## Begin
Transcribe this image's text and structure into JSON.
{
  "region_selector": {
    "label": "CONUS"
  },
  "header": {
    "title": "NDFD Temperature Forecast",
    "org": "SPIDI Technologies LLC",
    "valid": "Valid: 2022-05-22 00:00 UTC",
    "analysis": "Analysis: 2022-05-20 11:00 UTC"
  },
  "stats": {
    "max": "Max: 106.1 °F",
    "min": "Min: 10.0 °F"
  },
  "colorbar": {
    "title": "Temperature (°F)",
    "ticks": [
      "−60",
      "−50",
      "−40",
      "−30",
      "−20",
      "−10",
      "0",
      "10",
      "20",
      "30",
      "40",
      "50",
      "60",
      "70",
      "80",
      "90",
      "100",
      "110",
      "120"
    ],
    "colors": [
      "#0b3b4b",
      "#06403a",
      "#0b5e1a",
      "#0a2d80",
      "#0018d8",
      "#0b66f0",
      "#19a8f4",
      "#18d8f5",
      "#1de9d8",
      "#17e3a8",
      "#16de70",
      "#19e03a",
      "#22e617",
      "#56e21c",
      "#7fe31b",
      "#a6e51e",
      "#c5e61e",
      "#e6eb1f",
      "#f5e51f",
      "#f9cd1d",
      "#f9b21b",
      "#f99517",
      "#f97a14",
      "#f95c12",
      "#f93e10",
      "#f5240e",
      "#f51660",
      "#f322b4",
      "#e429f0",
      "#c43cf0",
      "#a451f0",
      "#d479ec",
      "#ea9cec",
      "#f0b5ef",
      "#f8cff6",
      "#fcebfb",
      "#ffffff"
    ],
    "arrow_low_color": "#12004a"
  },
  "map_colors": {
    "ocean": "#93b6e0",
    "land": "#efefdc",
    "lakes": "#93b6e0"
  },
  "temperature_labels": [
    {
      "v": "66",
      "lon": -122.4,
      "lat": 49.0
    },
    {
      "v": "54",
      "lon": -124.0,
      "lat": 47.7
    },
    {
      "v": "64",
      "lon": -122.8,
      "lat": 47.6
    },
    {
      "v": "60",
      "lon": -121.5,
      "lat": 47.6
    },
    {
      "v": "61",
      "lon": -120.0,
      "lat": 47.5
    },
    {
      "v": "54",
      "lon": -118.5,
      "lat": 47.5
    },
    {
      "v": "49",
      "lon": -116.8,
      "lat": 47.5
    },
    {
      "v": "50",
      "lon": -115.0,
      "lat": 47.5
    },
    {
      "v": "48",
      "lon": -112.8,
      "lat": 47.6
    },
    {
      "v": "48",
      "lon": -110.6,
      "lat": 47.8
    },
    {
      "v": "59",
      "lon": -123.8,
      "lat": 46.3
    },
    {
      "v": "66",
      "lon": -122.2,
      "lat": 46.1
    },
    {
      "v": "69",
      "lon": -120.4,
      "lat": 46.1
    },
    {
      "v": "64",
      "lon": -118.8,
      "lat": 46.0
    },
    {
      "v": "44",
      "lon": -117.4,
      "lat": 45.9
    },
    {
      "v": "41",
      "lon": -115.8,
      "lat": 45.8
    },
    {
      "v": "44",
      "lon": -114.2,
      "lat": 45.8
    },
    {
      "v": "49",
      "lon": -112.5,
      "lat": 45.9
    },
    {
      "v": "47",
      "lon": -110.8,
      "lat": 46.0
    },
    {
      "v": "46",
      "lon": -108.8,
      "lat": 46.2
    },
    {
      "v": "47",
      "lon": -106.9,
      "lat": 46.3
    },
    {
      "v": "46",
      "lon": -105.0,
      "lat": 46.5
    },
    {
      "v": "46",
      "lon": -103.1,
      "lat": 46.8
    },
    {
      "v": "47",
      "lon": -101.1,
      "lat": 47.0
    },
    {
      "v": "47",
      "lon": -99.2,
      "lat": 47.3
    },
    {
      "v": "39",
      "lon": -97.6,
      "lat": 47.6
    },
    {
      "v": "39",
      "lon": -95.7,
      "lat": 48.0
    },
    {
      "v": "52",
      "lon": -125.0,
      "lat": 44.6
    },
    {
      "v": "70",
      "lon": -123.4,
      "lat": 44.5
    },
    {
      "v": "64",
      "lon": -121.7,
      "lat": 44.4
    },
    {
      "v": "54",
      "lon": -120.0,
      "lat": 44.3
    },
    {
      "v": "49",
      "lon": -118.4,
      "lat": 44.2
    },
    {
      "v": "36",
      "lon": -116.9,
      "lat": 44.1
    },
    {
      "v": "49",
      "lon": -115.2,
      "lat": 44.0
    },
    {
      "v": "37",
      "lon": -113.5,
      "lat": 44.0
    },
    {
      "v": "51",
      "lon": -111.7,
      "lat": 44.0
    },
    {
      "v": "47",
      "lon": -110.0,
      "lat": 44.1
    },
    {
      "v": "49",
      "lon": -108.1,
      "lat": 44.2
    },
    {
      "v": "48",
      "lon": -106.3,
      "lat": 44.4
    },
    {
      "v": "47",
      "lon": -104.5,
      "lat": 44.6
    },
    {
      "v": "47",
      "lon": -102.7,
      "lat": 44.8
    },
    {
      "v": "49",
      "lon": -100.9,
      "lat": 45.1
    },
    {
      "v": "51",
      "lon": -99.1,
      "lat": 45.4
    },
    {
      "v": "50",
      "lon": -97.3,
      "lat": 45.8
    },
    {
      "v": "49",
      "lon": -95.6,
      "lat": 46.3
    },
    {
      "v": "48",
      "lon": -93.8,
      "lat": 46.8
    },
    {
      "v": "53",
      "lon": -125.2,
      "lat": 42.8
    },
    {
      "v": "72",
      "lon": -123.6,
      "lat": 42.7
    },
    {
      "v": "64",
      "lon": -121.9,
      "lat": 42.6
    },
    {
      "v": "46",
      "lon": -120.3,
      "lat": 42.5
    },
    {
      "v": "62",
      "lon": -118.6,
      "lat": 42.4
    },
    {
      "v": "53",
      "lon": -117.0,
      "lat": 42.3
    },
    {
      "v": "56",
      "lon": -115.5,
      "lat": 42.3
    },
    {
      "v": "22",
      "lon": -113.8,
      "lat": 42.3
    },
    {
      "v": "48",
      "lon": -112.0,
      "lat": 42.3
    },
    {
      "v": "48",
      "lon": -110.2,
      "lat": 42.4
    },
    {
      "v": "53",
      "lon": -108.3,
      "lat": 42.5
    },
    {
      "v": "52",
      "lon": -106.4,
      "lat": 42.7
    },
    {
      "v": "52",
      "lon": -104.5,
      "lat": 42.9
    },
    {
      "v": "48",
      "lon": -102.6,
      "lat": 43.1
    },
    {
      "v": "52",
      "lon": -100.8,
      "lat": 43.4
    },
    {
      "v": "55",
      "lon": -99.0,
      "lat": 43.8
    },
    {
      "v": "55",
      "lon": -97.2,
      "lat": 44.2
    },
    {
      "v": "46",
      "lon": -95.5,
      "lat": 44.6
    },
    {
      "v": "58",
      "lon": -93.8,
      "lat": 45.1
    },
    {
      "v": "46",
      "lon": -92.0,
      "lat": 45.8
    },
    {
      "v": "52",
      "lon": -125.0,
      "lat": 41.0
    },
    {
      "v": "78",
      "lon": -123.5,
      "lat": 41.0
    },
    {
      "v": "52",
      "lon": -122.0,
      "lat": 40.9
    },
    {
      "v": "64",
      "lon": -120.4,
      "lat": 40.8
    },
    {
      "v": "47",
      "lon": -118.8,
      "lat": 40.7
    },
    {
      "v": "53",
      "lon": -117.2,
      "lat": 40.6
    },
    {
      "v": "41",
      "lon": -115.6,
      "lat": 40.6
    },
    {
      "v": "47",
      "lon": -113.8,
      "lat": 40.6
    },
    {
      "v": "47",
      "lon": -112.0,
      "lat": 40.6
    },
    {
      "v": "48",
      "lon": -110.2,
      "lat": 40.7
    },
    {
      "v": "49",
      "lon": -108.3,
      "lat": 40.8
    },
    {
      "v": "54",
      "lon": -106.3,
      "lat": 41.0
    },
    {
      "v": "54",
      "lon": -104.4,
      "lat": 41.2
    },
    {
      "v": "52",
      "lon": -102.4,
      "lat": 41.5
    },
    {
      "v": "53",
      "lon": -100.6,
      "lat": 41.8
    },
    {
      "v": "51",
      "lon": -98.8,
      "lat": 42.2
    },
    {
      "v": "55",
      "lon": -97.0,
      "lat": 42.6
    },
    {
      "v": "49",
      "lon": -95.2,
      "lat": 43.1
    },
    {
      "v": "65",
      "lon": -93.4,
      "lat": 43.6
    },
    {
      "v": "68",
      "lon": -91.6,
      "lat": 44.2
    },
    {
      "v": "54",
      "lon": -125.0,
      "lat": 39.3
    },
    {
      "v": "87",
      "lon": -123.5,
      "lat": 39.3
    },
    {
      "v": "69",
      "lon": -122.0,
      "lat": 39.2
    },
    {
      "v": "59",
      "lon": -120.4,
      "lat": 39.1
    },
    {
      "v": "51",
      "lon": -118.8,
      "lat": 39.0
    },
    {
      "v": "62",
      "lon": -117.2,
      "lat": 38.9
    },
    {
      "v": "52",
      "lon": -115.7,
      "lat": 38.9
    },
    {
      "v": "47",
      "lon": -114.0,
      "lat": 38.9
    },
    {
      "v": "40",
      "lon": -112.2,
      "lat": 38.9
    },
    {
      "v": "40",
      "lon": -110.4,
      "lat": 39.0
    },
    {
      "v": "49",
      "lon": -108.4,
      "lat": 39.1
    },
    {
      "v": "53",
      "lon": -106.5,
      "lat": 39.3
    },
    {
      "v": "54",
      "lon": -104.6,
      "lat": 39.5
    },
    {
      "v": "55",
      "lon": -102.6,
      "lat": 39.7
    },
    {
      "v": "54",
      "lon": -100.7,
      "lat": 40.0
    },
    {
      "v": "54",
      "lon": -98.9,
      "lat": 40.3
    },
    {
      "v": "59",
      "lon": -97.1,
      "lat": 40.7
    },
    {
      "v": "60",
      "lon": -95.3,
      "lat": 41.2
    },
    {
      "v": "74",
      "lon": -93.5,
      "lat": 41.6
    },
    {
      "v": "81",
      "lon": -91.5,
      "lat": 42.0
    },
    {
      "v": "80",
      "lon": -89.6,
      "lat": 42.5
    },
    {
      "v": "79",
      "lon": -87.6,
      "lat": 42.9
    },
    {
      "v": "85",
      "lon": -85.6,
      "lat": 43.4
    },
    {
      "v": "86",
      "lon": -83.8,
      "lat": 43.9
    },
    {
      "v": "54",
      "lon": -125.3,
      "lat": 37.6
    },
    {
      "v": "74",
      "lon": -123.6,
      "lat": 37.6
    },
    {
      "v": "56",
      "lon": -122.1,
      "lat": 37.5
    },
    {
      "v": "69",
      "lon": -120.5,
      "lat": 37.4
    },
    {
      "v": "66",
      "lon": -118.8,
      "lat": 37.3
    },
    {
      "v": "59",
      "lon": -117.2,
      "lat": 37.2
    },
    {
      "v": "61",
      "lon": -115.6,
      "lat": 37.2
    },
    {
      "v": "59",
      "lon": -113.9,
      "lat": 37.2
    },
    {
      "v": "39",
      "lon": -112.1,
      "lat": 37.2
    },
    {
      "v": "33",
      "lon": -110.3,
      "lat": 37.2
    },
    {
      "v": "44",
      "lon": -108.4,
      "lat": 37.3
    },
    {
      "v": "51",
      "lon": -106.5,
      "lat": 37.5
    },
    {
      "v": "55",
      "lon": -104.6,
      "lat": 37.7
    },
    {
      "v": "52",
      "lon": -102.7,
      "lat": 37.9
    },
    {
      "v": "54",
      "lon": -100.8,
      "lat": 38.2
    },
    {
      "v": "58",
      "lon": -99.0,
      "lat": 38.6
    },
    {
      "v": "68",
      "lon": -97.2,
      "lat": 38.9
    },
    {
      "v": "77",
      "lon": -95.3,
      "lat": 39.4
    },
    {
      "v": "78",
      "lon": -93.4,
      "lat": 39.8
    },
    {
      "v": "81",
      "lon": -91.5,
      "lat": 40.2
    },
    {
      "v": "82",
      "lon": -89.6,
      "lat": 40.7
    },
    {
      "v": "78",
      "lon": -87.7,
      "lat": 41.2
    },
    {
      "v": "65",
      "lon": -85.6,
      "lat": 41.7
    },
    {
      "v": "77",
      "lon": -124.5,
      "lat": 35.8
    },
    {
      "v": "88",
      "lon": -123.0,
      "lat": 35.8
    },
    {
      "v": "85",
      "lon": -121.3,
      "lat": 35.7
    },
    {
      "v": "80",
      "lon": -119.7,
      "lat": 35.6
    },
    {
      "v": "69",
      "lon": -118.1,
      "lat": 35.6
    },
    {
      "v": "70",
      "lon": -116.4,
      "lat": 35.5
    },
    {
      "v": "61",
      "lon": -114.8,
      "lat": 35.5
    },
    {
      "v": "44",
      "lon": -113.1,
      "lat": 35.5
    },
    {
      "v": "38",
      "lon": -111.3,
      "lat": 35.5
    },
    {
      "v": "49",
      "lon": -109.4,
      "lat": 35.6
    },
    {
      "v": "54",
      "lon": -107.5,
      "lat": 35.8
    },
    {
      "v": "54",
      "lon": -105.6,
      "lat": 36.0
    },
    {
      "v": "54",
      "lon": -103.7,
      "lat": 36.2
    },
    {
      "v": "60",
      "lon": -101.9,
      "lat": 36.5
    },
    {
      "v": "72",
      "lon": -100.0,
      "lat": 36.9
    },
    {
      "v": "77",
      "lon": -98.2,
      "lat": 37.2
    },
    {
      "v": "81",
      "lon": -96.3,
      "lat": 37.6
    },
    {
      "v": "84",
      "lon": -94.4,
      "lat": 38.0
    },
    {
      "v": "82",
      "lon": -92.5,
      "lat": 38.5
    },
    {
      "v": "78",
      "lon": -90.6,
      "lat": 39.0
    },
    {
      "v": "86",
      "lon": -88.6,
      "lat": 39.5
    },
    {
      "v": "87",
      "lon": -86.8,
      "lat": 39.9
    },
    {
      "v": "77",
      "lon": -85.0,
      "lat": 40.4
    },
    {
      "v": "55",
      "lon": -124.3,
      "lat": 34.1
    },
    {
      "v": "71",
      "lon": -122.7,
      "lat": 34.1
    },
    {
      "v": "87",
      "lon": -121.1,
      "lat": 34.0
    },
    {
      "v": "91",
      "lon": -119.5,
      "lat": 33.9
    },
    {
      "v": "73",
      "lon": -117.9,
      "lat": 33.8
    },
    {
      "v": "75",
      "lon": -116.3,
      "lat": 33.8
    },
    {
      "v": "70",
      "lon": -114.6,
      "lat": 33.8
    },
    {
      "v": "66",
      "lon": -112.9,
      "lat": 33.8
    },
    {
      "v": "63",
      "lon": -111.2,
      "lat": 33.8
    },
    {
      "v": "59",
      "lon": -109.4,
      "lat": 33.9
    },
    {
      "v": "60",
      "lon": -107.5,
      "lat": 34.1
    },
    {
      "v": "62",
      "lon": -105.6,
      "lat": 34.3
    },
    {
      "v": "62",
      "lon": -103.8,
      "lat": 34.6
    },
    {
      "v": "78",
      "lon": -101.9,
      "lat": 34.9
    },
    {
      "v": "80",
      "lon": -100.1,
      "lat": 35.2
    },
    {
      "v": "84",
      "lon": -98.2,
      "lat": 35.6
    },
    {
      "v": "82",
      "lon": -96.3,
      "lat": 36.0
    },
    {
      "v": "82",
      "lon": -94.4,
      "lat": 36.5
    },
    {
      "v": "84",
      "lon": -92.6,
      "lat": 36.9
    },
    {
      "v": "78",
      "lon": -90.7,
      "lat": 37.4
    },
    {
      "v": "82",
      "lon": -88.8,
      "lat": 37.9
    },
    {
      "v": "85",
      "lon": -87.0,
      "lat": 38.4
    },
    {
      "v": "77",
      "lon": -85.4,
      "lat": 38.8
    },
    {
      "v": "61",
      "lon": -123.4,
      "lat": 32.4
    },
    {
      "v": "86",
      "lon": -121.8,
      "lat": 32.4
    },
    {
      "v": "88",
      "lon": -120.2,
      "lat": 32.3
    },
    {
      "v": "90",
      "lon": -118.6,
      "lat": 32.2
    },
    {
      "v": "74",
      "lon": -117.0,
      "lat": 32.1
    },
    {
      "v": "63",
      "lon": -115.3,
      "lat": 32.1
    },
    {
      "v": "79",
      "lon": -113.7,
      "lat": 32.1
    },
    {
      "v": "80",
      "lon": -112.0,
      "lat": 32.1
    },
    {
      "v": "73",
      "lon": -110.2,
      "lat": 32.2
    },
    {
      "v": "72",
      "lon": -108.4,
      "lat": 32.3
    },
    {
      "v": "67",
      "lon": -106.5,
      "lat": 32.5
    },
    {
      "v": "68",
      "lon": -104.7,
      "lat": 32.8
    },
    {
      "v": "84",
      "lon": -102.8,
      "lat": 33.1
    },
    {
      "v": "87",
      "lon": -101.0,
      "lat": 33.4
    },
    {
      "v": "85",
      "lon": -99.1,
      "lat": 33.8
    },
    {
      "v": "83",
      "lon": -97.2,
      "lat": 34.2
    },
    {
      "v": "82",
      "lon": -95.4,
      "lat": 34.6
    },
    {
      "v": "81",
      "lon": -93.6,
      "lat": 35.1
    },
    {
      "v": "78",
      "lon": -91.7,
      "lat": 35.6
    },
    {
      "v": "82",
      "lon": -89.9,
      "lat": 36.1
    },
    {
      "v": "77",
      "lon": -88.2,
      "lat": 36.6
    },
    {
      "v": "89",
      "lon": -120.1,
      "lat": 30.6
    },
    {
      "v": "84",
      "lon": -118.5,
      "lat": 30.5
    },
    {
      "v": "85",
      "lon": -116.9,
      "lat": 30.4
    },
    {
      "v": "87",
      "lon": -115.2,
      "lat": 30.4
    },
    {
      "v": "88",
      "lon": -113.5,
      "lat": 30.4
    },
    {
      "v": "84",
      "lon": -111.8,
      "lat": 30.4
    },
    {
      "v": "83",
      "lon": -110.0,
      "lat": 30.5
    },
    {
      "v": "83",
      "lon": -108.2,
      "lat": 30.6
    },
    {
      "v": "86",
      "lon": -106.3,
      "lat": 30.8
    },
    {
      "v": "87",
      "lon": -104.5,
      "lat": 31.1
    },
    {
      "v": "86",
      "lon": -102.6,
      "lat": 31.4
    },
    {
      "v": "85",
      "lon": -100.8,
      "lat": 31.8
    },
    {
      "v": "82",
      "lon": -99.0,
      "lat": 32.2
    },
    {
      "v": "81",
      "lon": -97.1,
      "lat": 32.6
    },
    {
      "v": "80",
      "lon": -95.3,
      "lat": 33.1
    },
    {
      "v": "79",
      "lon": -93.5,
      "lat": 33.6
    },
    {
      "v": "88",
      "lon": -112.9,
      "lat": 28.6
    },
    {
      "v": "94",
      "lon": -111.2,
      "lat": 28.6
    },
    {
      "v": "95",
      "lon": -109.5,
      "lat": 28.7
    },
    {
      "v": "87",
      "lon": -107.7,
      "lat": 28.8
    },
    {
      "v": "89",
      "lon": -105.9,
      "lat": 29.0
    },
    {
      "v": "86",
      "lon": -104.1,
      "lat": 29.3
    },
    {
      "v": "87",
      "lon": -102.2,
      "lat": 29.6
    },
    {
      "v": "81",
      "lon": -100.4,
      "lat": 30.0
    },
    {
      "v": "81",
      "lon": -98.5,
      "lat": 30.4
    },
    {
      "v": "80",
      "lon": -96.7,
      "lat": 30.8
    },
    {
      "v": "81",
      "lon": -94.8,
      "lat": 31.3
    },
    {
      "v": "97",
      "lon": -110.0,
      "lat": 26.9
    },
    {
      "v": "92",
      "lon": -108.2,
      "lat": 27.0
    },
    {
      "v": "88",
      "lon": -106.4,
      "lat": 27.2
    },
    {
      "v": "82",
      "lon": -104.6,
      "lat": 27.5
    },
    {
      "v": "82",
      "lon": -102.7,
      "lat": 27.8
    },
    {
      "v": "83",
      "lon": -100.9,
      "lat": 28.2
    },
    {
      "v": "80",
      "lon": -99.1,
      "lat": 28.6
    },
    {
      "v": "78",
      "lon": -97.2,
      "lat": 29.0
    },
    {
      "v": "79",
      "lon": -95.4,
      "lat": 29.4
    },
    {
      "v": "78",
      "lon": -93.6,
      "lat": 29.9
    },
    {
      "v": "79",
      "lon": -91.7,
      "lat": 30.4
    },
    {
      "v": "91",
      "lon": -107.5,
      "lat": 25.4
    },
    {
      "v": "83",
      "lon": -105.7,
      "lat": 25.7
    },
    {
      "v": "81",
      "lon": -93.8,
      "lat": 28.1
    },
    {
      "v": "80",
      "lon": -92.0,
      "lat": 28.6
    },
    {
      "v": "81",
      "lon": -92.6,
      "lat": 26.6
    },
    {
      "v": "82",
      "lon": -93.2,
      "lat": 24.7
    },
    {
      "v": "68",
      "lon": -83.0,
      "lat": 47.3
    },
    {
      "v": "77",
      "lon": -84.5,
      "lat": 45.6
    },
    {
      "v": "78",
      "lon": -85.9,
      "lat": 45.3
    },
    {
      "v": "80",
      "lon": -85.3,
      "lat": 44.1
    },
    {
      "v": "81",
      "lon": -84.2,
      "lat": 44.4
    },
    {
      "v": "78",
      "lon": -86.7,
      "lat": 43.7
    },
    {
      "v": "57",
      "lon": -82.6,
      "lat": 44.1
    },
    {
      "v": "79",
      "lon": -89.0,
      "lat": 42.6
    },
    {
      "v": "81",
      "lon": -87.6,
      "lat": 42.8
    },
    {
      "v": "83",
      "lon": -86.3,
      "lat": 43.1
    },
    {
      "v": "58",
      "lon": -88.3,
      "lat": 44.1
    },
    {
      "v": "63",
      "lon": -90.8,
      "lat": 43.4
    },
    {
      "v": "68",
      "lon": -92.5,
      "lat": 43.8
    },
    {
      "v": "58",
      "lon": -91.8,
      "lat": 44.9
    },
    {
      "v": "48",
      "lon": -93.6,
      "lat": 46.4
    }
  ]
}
## End
Work to complete: Using the listing above, gather each line that holds the string "title" and copy it.

Result of this exercise:
    "title": "NDFD Temperature Forecast",
    "title": "Temperature (°F)",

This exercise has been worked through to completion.